PROBLEM TO WORK ON: Locate each line containing the string "downturns" and copy it out.

══════════════════════════════

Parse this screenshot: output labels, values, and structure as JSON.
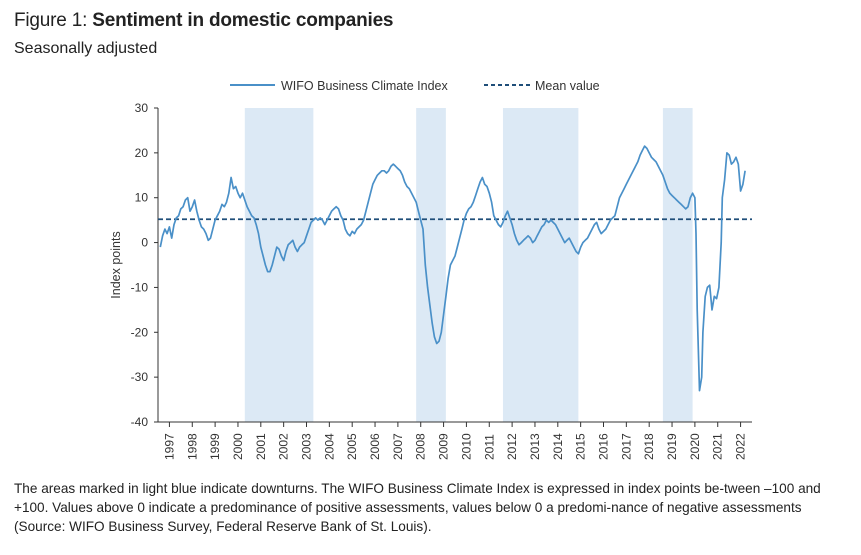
{
  "header": {
    "prefix": "Figure 1: ",
    "title": "Sentiment in domestic companies",
    "subtitle": "Seasonally adjusted"
  },
  "legend": {
    "line_label": "WIFO Business Climate Index",
    "mean_label": "Mean value"
  },
  "caption": "The areas marked in light blue indicate downturns. The WIFO Business Climate Index is expressed in index points be-tween –100 and +100. Values above 0 indicate a predominance of positive assessments, values below 0 a predomi-nance of negative assessments (Source: WIFO Business Survey, Federal Reserve Bank of St. Louis).",
  "colors": {
    "line": "#4a90c8",
    "mean": "#1f4e79",
    "shade": "#dce9f5",
    "axis": "#333333"
  },
  "chart_data": {
    "type": "line",
    "ylabel": "Index points",
    "xlabel": "",
    "ylim": [
      -40,
      30
    ],
    "yticks": [
      -40,
      -30,
      -20,
      -10,
      0,
      10,
      20,
      30
    ],
    "xlim": [
      1996.5,
      2022.5
    ],
    "xticks": [
      1997,
      1998,
      1999,
      2000,
      2001,
      2002,
      2003,
      2004,
      2005,
      2006,
      2007,
      2008,
      2009,
      2010,
      2011,
      2012,
      2013,
      2014,
      2015,
      2016,
      2017,
      2018,
      2019,
      2020,
      2021,
      2022
    ],
    "mean_value": 5.2,
    "downturns": [
      [
        2000.3,
        2003.3
      ],
      [
        2007.8,
        2009.1
      ],
      [
        2011.6,
        2014.9
      ],
      [
        2018.6,
        2019.9
      ]
    ],
    "series": [
      {
        "name": "WIFO Business Climate Index",
        "points": [
          [
            1996.6,
            -1
          ],
          [
            1996.7,
            1.5
          ],
          [
            1996.8,
            3
          ],
          [
            1996.9,
            2
          ],
          [
            1997.0,
            3.5
          ],
          [
            1997.1,
            1
          ],
          [
            1997.2,
            4
          ],
          [
            1997.3,
            5.5
          ],
          [
            1997.4,
            6
          ],
          [
            1997.5,
            7.5
          ],
          [
            1997.6,
            8
          ],
          [
            1997.7,
            9.5
          ],
          [
            1997.8,
            10
          ],
          [
            1997.9,
            7
          ],
          [
            1998.0,
            8
          ],
          [
            1998.1,
            9.5
          ],
          [
            1998.2,
            7
          ],
          [
            1998.3,
            5
          ],
          [
            1998.4,
            3.5
          ],
          [
            1998.5,
            3
          ],
          [
            1998.6,
            2
          ],
          [
            1998.7,
            0.5
          ],
          [
            1998.8,
            1
          ],
          [
            1998.9,
            3
          ],
          [
            1999.0,
            5
          ],
          [
            1999.1,
            6
          ],
          [
            1999.2,
            7
          ],
          [
            1999.3,
            8.5
          ],
          [
            1999.4,
            8
          ],
          [
            1999.5,
            9
          ],
          [
            1999.6,
            11
          ],
          [
            1999.7,
            14.5
          ],
          [
            1999.8,
            12
          ],
          [
            1999.9,
            12.5
          ],
          [
            2000.0,
            11
          ],
          [
            2000.1,
            10
          ],
          [
            2000.2,
            11
          ],
          [
            2000.3,
            9.5
          ],
          [
            2000.4,
            8
          ],
          [
            2000.5,
            7
          ],
          [
            2000.6,
            6
          ],
          [
            2000.7,
            5.5
          ],
          [
            2000.8,
            4
          ],
          [
            2000.9,
            2
          ],
          [
            2001.0,
            -1
          ],
          [
            2001.1,
            -3
          ],
          [
            2001.2,
            -5
          ],
          [
            2001.3,
            -6.5
          ],
          [
            2001.4,
            -6.5
          ],
          [
            2001.5,
            -5
          ],
          [
            2001.6,
            -3
          ],
          [
            2001.7,
            -1
          ],
          [
            2001.8,
            -1.5
          ],
          [
            2001.9,
            -3
          ],
          [
            2002.0,
            -4
          ],
          [
            2002.1,
            -2
          ],
          [
            2002.2,
            -0.5
          ],
          [
            2002.3,
            0
          ],
          [
            2002.4,
            0.5
          ],
          [
            2002.5,
            -1
          ],
          [
            2002.6,
            -2
          ],
          [
            2002.7,
            -1
          ],
          [
            2002.8,
            -0.5
          ],
          [
            2002.9,
            0
          ],
          [
            2003.0,
            1.5
          ],
          [
            2003.1,
            3
          ],
          [
            2003.2,
            4.5
          ],
          [
            2003.3,
            5
          ],
          [
            2003.4,
            5.5
          ],
          [
            2003.5,
            5
          ],
          [
            2003.6,
            5.5
          ],
          [
            2003.7,
            5
          ],
          [
            2003.8,
            4
          ],
          [
            2003.9,
            5
          ],
          [
            2004.0,
            6
          ],
          [
            2004.1,
            7
          ],
          [
            2004.2,
            7.5
          ],
          [
            2004.3,
            8
          ],
          [
            2004.4,
            7.5
          ],
          [
            2004.5,
            6
          ],
          [
            2004.6,
            5
          ],
          [
            2004.7,
            3
          ],
          [
            2004.8,
            2
          ],
          [
            2004.9,
            1.5
          ],
          [
            2005.0,
            2.5
          ],
          [
            2005.1,
            2
          ],
          [
            2005.2,
            3
          ],
          [
            2005.3,
            3.5
          ],
          [
            2005.4,
            4
          ],
          [
            2005.5,
            5
          ],
          [
            2005.6,
            7
          ],
          [
            2005.7,
            9
          ],
          [
            2005.8,
            11
          ],
          [
            2005.9,
            13
          ],
          [
            2006.0,
            14
          ],
          [
            2006.1,
            15
          ],
          [
            2006.2,
            15.5
          ],
          [
            2006.3,
            16
          ],
          [
            2006.4,
            16
          ],
          [
            2006.5,
            15.5
          ],
          [
            2006.6,
            16
          ],
          [
            2006.7,
            17
          ],
          [
            2006.8,
            17.5
          ],
          [
            2006.9,
            17
          ],
          [
            2007.0,
            16.5
          ],
          [
            2007.1,
            16
          ],
          [
            2007.2,
            15
          ],
          [
            2007.3,
            13.5
          ],
          [
            2007.4,
            12.5
          ],
          [
            2007.5,
            12
          ],
          [
            2007.6,
            11
          ],
          [
            2007.7,
            10
          ],
          [
            2007.8,
            9
          ],
          [
            2007.9,
            7
          ],
          [
            2008.0,
            5
          ],
          [
            2008.1,
            3
          ],
          [
            2008.2,
            -5
          ],
          [
            2008.3,
            -10
          ],
          [
            2008.4,
            -14
          ],
          [
            2008.5,
            -18
          ],
          [
            2008.6,
            -21
          ],
          [
            2008.7,
            -22.5
          ],
          [
            2008.8,
            -22
          ],
          [
            2008.9,
            -20
          ],
          [
            2009.0,
            -16
          ],
          [
            2009.1,
            -12
          ],
          [
            2009.2,
            -8
          ],
          [
            2009.3,
            -5
          ],
          [
            2009.4,
            -4
          ],
          [
            2009.5,
            -3
          ],
          [
            2009.6,
            -1
          ],
          [
            2009.7,
            1
          ],
          [
            2009.8,
            3
          ],
          [
            2009.9,
            5
          ],
          [
            2010.0,
            6.5
          ],
          [
            2010.1,
            7.5
          ],
          [
            2010.2,
            8
          ],
          [
            2010.3,
            9
          ],
          [
            2010.4,
            10.5
          ],
          [
            2010.5,
            12
          ],
          [
            2010.6,
            13.5
          ],
          [
            2010.7,
            14.5
          ],
          [
            2010.8,
            13
          ],
          [
            2010.9,
            12.5
          ],
          [
            2011.0,
            11
          ],
          [
            2011.1,
            9
          ],
          [
            2011.2,
            6
          ],
          [
            2011.3,
            5
          ],
          [
            2011.4,
            4
          ],
          [
            2011.5,
            3.5
          ],
          [
            2011.6,
            4.5
          ],
          [
            2011.7,
            6
          ],
          [
            2011.8,
            7
          ],
          [
            2011.9,
            5.5
          ],
          [
            2012.0,
            4
          ],
          [
            2012.1,
            2
          ],
          [
            2012.2,
            0.5
          ],
          [
            2012.3,
            -0.5
          ],
          [
            2012.4,
            0
          ],
          [
            2012.5,
            0.5
          ],
          [
            2012.6,
            1
          ],
          [
            2012.7,
            1.5
          ],
          [
            2012.8,
            1
          ],
          [
            2012.9,
            0
          ],
          [
            2013.0,
            0.5
          ],
          [
            2013.1,
            1.5
          ],
          [
            2013.2,
            2.5
          ],
          [
            2013.3,
            3.5
          ],
          [
            2013.4,
            4
          ],
          [
            2013.5,
            5
          ],
          [
            2013.6,
            4.5
          ],
          [
            2013.7,
            5
          ],
          [
            2013.8,
            4.5
          ],
          [
            2013.9,
            4
          ],
          [
            2014.0,
            3
          ],
          [
            2014.1,
            2
          ],
          [
            2014.2,
            1
          ],
          [
            2014.3,
            0
          ],
          [
            2014.4,
            0.5
          ],
          [
            2014.5,
            1
          ],
          [
            2014.6,
            0
          ],
          [
            2014.7,
            -1
          ],
          [
            2014.8,
            -2
          ],
          [
            2014.9,
            -2.5
          ],
          [
            2015.0,
            -1
          ],
          [
            2015.1,
            0
          ],
          [
            2015.2,
            0.5
          ],
          [
            2015.3,
            1
          ],
          [
            2015.4,
            2
          ],
          [
            2015.5,
            3
          ],
          [
            2015.6,
            4
          ],
          [
            2015.7,
            4.5
          ],
          [
            2015.8,
            3
          ],
          [
            2015.9,
            2
          ],
          [
            2016.0,
            2.5
          ],
          [
            2016.1,
            3
          ],
          [
            2016.2,
            4
          ],
          [
            2016.3,
            5
          ],
          [
            2016.4,
            5.5
          ],
          [
            2016.5,
            6
          ],
          [
            2016.6,
            8
          ],
          [
            2016.7,
            10
          ],
          [
            2016.8,
            11
          ],
          [
            2016.9,
            12
          ],
          [
            2017.0,
            13
          ],
          [
            2017.1,
            14
          ],
          [
            2017.2,
            15
          ],
          [
            2017.3,
            16
          ],
          [
            2017.4,
            17
          ],
          [
            2017.5,
            18
          ],
          [
            2017.6,
            19.5
          ],
          [
            2017.7,
            20.5
          ],
          [
            2017.8,
            21.5
          ],
          [
            2017.9,
            21
          ],
          [
            2018.0,
            20
          ],
          [
            2018.1,
            19
          ],
          [
            2018.2,
            18.5
          ],
          [
            2018.3,
            18
          ],
          [
            2018.4,
            17
          ],
          [
            2018.5,
            16
          ],
          [
            2018.6,
            15
          ],
          [
            2018.7,
            13.5
          ],
          [
            2018.8,
            12
          ],
          [
            2018.9,
            11
          ],
          [
            2019.0,
            10.5
          ],
          [
            2019.1,
            10
          ],
          [
            2019.2,
            9.5
          ],
          [
            2019.3,
            9
          ],
          [
            2019.4,
            8.5
          ],
          [
            2019.5,
            8
          ],
          [
            2019.6,
            7.5
          ],
          [
            2019.7,
            8
          ],
          [
            2019.8,
            10
          ],
          [
            2019.9,
            11
          ],
          [
            2020.0,
            10
          ],
          [
            2020.05,
            2
          ],
          [
            2020.1,
            -15
          ],
          [
            2020.2,
            -33
          ],
          [
            2020.3,
            -30
          ],
          [
            2020.35,
            -20
          ],
          [
            2020.45,
            -12
          ],
          [
            2020.55,
            -10
          ],
          [
            2020.65,
            -9.5
          ],
          [
            2020.75,
            -15
          ],
          [
            2020.85,
            -12
          ],
          [
            2020.95,
            -12.5
          ],
          [
            2021.05,
            -10
          ],
          [
            2021.15,
            0
          ],
          [
            2021.2,
            10
          ],
          [
            2021.3,
            14
          ],
          [
            2021.4,
            20
          ],
          [
            2021.5,
            19.5
          ],
          [
            2021.6,
            17.5
          ],
          [
            2021.7,
            18
          ],
          [
            2021.8,
            19
          ],
          [
            2021.9,
            17.5
          ],
          [
            2022.0,
            11.5
          ],
          [
            2022.1,
            13
          ],
          [
            2022.2,
            16
          ]
        ]
      }
    ]
  }
}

══════════════════════════════

WRITTEN REPLY:
  "caption": "The areas marked in light blue indicate downturns. The WIFO Business Climate Index is expressed in index points be-tween –100 and +100. Values above 0 indicate a predominance of positive assessments, values below 0 a predomi-nance of negative assessments (Source: WIFO Business Survey, Federal Reserve Bank of St. Louis).",
    "downturns": [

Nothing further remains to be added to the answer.